All records must be quoted exactly. Omit the pictures.
* START Records *
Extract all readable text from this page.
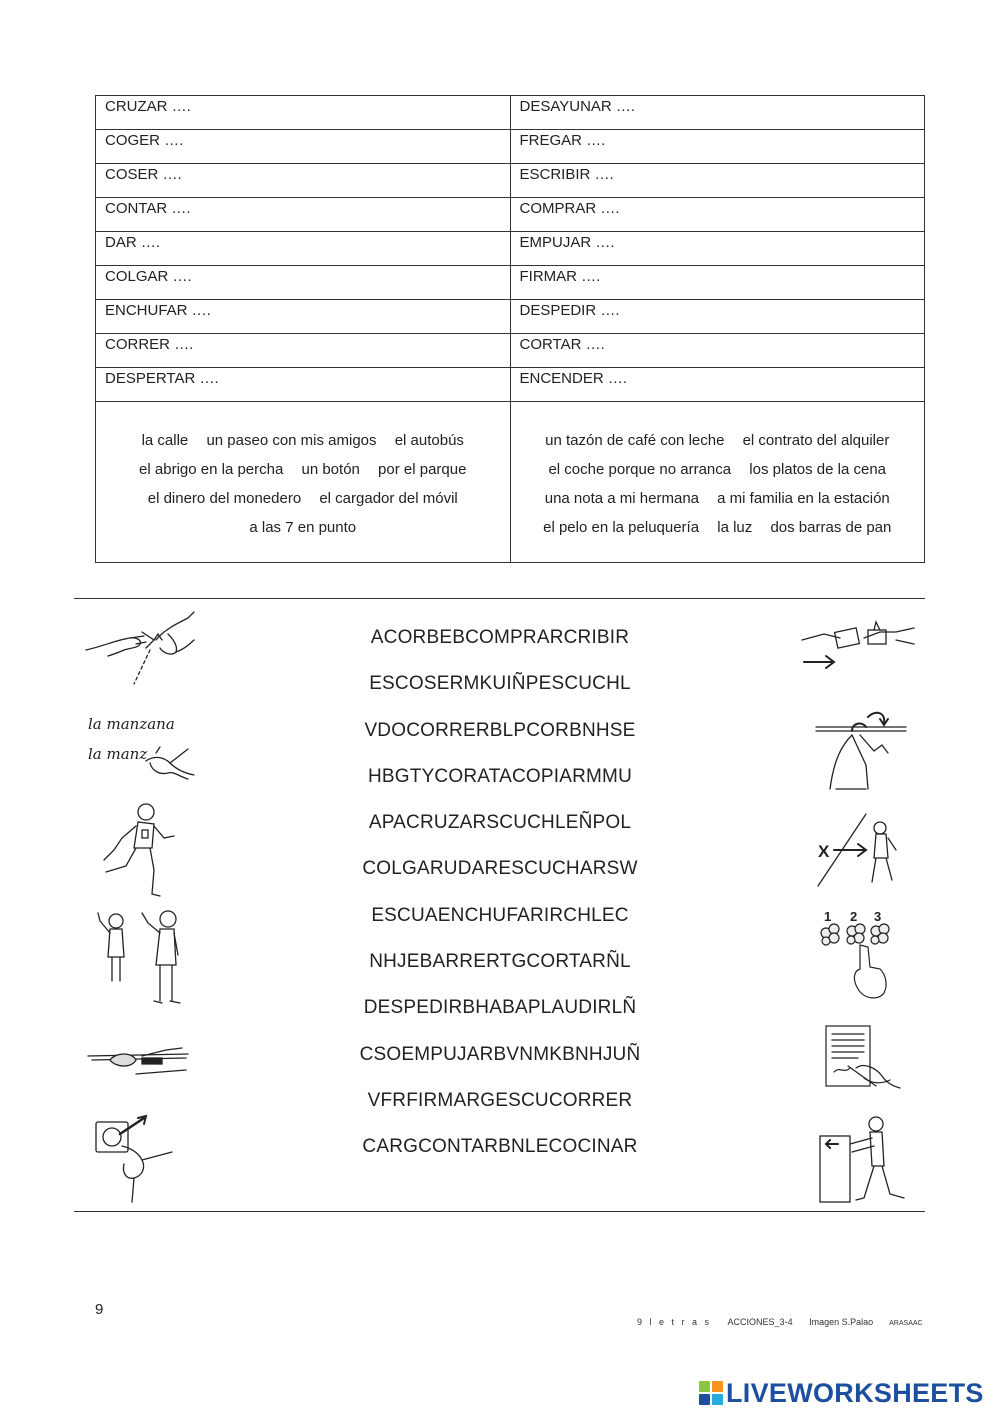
CRUZAR ….	DESAYUNAR ….
COGER ….	FREGAR ….
COSER ….	ESCRIBIR ….
CONTAR ….	COMPRAR ….
DAR ….	EMPUJAR ….
COLGAR ….	FIRMAR ….
ENCHUFAR ….	DESPEDIR ….
CORRER ….	CORTAR ….
DESPERTAR ….	ENCENDER ….
la calle un paseo con mis amigos el autobús el abrigo en la percha un botón por el parque el dinero del monedero el cargador del móvil a las 7 en punto	un tazón de café con leche el contrato del alquiler el coche porque no arranca los platos de la cena una nota a mi hermana a mi familia en la estación el pelo en la peluquería la luz dos barras de pan
ACORBEBCOMPRARCRIBIR
ESCOSERMKUIÑPESCUCHL
VDOCORRERBLPCORBNHSE
HBGTYCORATACOPIARMMU
APACRUZARSCUCHLEÑPOL
COLGARUDARESCUCHARSW
ESCUAENCHUFARIRCHLEC
NHJEBARRERTGCORTARÑL
DESPEDIRBHABAPLAUDIRLÑ
CSOEMPUJARBVNMKBNHJUÑ
VFRFIRMARGESCUCORRER
CARGCONTARBNLECOCINAR
la manzana
la manz
X
1 2 3
9
9 l e t r a s ACCIONES_3-4 Imagen S.Palao ARASAAC
LIVEWORKSHEETS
* END Records *
Exercise output:
Extract all readable text from this page.
CRUZAR ….	DESAYUNAR ….
COGER ….	FREGAR ….
COSER ….	ESCRIBIR ….
CONTAR ….	COMPRAR ….
DAR ….	EMPUJAR ….
COLGAR ….	FIRMAR ….
ENCHUFAR ….	DESPEDIR ….
CORRER ….	CORTAR ….
DESPERTAR ….	ENCENDER ….
la calle un paseo con mis amigos el autobús el abrigo en la percha un botón por el parque el dinero del monedero el cargador del móvil a las 7 en punto	un tazón de café con leche el contrato del alquiler el coche porque no arranca los platos de la cena una nota a mi hermana a mi familia en la estación el pelo en la peluquería la luz dos barras de pan
ACORBEBCOMPRARCRIBIR
ESCOSERMKUIÑPESCUCHL
VDOCORRERBLPCORBNHSE
HBGTYCORATACOPIARMMU
APACRUZARSCUCHLEÑPOL
COLGARUDARESCUCHARSW
ESCUAENCHUFARIRCHLEC
NHJEBARRERTGCORTARÑL
DESPEDIRBHABAPLAUDIRLÑ
CSOEMPUJARBVNMKBNHJUÑ
VFRFIRMARGESCUCORRER
CARGCONTARBNLECOCINAR
la manzana
la manz
X
1 2 3
9
9 l e t r a s ACCIONES_3-4 Imagen S.Palao ARASAAC
LIVEWORKSHEETS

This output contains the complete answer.